● **Aim of the task**
All of the data needs to be repeated exactly.

Saved entries:
######
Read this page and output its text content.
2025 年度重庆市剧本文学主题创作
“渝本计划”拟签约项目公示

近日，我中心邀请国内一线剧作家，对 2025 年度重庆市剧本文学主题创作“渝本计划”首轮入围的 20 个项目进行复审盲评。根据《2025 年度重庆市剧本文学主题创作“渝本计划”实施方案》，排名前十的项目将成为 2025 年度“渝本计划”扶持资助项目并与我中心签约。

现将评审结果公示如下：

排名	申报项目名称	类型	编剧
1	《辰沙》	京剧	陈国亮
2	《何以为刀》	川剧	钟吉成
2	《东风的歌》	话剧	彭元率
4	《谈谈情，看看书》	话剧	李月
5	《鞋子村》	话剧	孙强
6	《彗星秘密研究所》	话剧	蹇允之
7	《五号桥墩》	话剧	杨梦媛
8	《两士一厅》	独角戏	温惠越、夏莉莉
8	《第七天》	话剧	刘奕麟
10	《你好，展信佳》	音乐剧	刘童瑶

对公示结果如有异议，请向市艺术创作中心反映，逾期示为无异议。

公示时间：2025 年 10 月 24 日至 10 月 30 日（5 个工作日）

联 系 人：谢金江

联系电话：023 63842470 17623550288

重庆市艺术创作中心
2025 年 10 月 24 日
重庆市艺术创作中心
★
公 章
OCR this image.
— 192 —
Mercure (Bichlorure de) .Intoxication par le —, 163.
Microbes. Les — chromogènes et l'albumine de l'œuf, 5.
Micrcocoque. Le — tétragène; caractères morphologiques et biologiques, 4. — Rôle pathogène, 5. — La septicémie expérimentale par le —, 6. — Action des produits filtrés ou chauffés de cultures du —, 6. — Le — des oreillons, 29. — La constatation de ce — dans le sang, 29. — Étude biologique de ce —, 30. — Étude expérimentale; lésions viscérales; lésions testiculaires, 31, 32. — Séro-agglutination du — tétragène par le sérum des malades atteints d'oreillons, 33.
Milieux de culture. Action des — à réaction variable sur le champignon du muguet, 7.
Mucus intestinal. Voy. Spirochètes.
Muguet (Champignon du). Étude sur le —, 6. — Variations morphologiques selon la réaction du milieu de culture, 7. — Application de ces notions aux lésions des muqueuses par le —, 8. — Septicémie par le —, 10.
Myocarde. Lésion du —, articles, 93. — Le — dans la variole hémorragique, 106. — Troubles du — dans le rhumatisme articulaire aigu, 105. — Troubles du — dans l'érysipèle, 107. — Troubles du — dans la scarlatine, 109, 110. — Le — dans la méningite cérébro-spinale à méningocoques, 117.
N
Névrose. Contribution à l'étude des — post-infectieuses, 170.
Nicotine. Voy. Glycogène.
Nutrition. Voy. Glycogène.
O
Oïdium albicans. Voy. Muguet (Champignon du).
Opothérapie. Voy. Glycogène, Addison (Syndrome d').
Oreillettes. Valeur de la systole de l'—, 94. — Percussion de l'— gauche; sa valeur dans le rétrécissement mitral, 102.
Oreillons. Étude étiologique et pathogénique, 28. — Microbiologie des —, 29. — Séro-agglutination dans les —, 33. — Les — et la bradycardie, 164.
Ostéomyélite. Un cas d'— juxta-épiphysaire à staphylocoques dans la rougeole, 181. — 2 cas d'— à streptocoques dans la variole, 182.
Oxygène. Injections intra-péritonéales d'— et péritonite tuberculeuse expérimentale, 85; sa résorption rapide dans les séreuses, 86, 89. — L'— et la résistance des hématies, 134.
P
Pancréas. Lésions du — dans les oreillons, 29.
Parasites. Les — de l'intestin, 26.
######
● **Correct output**
Read this page and output its text content.
2025 年度重庆市剧本文学主题创作
“渝本计划”拟签约项目公示

近日，我中心邀请国内一线剧作家，对 2025 年度重庆市剧本文学主题创作“渝本计划”首轮入围的 20 个项目进行复审盲评。根据《2025 年度重庆市剧本文学主题创作“渝本计划”实施方案》，排名前十的项目将成为 2025 年度“渝本计划”扶持资助项目并与我中心签约。

现将评审结果公示如下：

排名	申报项目名称	类型	编剧
1	《辰沙》	京剧	陈国亮
2	《何以为刀》	川剧	钟吉成
2	《东风的歌》	话剧	彭元率
4	《谈谈情，看看书》	话剧	李月
5	《鞋子村》	话剧	孙强
6	《彗星秘密研究所》	话剧	蹇允之
7	《五号桥墩》	话剧	杨梦媛
8	《两士一厅》	独角戏	温惠越、夏莉莉
8	《第七天》	话剧	刘奕麟
10	《你好，展信佳》	音乐剧	刘童瑶

对公示结果如有异议，请向市艺术创作中心反映，逾期示为无异议。

公示时间：2025 年 10 月 24 日至 10 月 30 日（5 个工作日）

联 系 人：谢金江

联系电话：023 63842470 17623550288

重庆市艺术创作中心
2025 年 10 月 24 日
重庆市艺术创作中心
★
公 章
OCR this image.
— 192 —
Mercure (Bichlorure de) .Intoxication par le —, 163.
Microbes. Les — chromogènes et l'albumine de l'œuf, 5.
Micrcocoque. Le — tétragène; caractères morphologiques et biologiques, 4. — Rôle pathogène, 5. — La septicémie expérimentale par le —, 6. — Action des produits filtrés ou chauffés de cultures du —, 6. — Le — des oreillons, 29. — La constatation de ce — dans le sang, 29. — Étude biologique de ce —, 30. — Étude expérimentale; lésions viscérales; lésions testiculaires, 31, 32. — Séro-agglutination du — tétragène par le sérum des malades atteints d'oreillons, 33.
Milieux de culture. Action des — à réaction variable sur le champignon du muguet, 7.
Mucus intestinal. Voy. Spirochètes.
Muguet (Champignon du). Étude sur le —, 6. — Variations morphologiques selon la réaction du milieu de culture, 7. — Application de ces notions aux lésions des muqueuses par le —, 8. — Septicémie par le —, 10.
Myocarde. Lésion du —, articles, 93. — Le — dans la variole hémorragique, 106. — Troubles du — dans le rhumatisme articulaire aigu, 105. — Troubles du — dans l'érysipèle, 107. — Troubles du — dans la scarlatine, 109, 110. — Le — dans la méningite cérébro-spinale à méningocoques, 117.
N
Névrose. Contribution à l'étude des — post-infectieuses, 170.
Nicotine. Voy. Glycogène.
Nutrition. Voy. Glycogène.
O
Oïdium albicans. Voy. Muguet (Champignon du).
Opothérapie. Voy. Glycogène, Addison (Syndrome d').
Oreillettes. Valeur de la systole de l'—, 94. — Percussion de l'— gauche; sa valeur dans le rétrécissement mitral, 102.
Oreillons. Étude étiologique et pathogénique, 28. — Microbiologie des —, 29. — Séro-agglutination dans les —, 33. — Les — et la bradycardie, 164.
Ostéomyélite. Un cas d'— juxta-épiphysaire à staphylocoques dans la rougeole, 181. — 2 cas d'— à streptocoques dans la variole, 182.
Oxygène. Injections intra-péritonéales d'— et péritonite tuberculeuse expérimentale, 85; sa résorption rapide dans les séreuses, 86, 89. — L'— et la résistance des hématies, 134.
P
Pancréas. Lésions du — dans les oreillons, 29.
Parasites. Les — de l'intestin, 26.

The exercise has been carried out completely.